→ Work required:
For every record that follows, write out the text exactly and omit the picture, if one is present.

Images of document pages with text:
──────────────────────────────
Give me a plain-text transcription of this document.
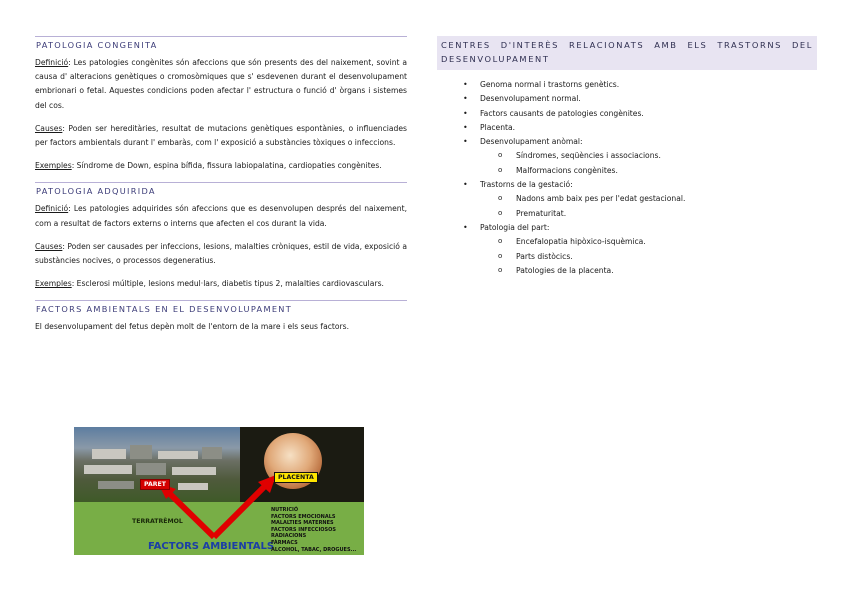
PATOLOGIA CONGENITA

Definició: Les patologies congènites són afeccions que són presents des del naixement, sovint a causa d' alteracions genètiques o cromosòmiques que s' esdevenen durant el desenvolupament embrionari o fetal. Aquestes condicions poden afectar l' estructura o funció d' òrgans i sistemes del cos.

Causes: Poden ser hereditàries, resultat de mutacions genètiques espontànies, o influenciades per factors ambientals durant l' embaràs, com l' exposició a substàncies tòxiques o infeccions.

Exemples: Síndrome de Down, espina bífida, fissura labiopalatina, cardiopaties congènites.

PATOLOGIA ADQUIRIDA

Definició: Les patologies adquirides són afeccions que es desenvolupen després del naixement, com a resultat de factors externs o interns que afecten el cos durant la vida.

Causes: Poden ser causades per infeccions, lesions, malalties cròniques, estil de vida, exposició a substàncies nocives, o processos degeneratius.

Exemples: Esclerosi múltiple, lesions medul·lars, diabetis tipus 2, malalties cardiovasculars.

FACTORS AMBIENTALS EN EL DESENVOLUPAMENT

El desenvolupament del fetus depèn molt de l'entorn de la mare i els seus factors.

PARET
PLACENTA
TERRATRÈMOL
FACTORS AMBIENTALS
NUTRICIÓ
FACTORS EMOCIONALS
MALALTIES MATERNES
FACTORS INFECCIOSOS
RADIACIONS
FÀRMACS
ALCOHOL, TABAC, DROGUES...
CENTRES D'INTERÈS RELACIONATS AMB ELS TRASTORNS DEL DESENVOLUPAMENT
• Genoma normal i trastorns genètics.
• Desenvolupament normal.
• Factors causants de patologies congènites.
• Placenta.
• Desenvolupament anòmal:
o Síndromes, seqüències i associacions.
o Malformacions congènites.
• Trastorns de la gestació:
o Nadons amb baix pes per l'edat gestacional.
o Prematuritat.
• Patologia del part:
o Encefalopatia hipòxico-isquèmica.
o Parts distòcics.
o Patologies de la placenta.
──────────────────────────────
→ Response to this task:
Give me a plain-text transcription of this document.
PATOLOGIA CONGENITA

Definició: Les patologies congènites són afeccions que són presents des del naixement, sovint a causa d' alteracions genètiques o cromosòmiques que s' esdevenen durant el desenvolupament embrionari o fetal. Aquestes condicions poden afectar l' estructura o funció d' òrgans i sistemes del cos.

Causes: Poden ser hereditàries, resultat de mutacions genètiques espontànies, o influenciades per factors ambientals durant l' embaràs, com l' exposició a substàncies tòxiques o infeccions.

Exemples: Síndrome de Down, espina bífida, fissura labiopalatina, cardiopaties congènites.

PATOLOGIA ADQUIRIDA

Definició: Les patologies adquirides són afeccions que es desenvolupen després del naixement, com a resultat de factors externs o interns que afecten el cos durant la vida.

Causes: Poden ser causades per infeccions, lesions, malalties cròniques, estil de vida, exposició a substàncies nocives, o processos degeneratius.

Exemples: Esclerosi múltiple, lesions medul·lars, diabetis tipus 2, malalties cardiovasculars.

FACTORS AMBIENTALS EN EL DESENVOLUPAMENT

El desenvolupament del fetus depèn molt de l'entorn de la mare i els seus factors.

PARET
PLACENTA
TERRATRÈMOL
FACTORS AMBIENTALS
NUTRICIÓ
FACTORS EMOCIONALS
MALALTIES MATERNES
FACTORS INFECCIOSOS
RADIACIONS
FÀRMACS
ALCOHOL, TABAC, DROGUES...
CENTRES D'INTERÈS RELACIONATS AMB ELS TRASTORNS DEL DESENVOLUPAMENT
• Genoma normal i trastorns genètics.
• Desenvolupament normal.
• Factors causants de patologies congènites.
• Placenta.
• Desenvolupament anòmal:
o Síndromes, seqüències i associacions.
o Malformacions congènites.
• Trastorns de la gestació:
o Nadons amb baix pes per l'edat gestacional.
o Prematuritat.
• Patologia del part:
o Encefalopatia hipòxico-isquèmica.
o Parts distòcics.
o Patologies de la placenta.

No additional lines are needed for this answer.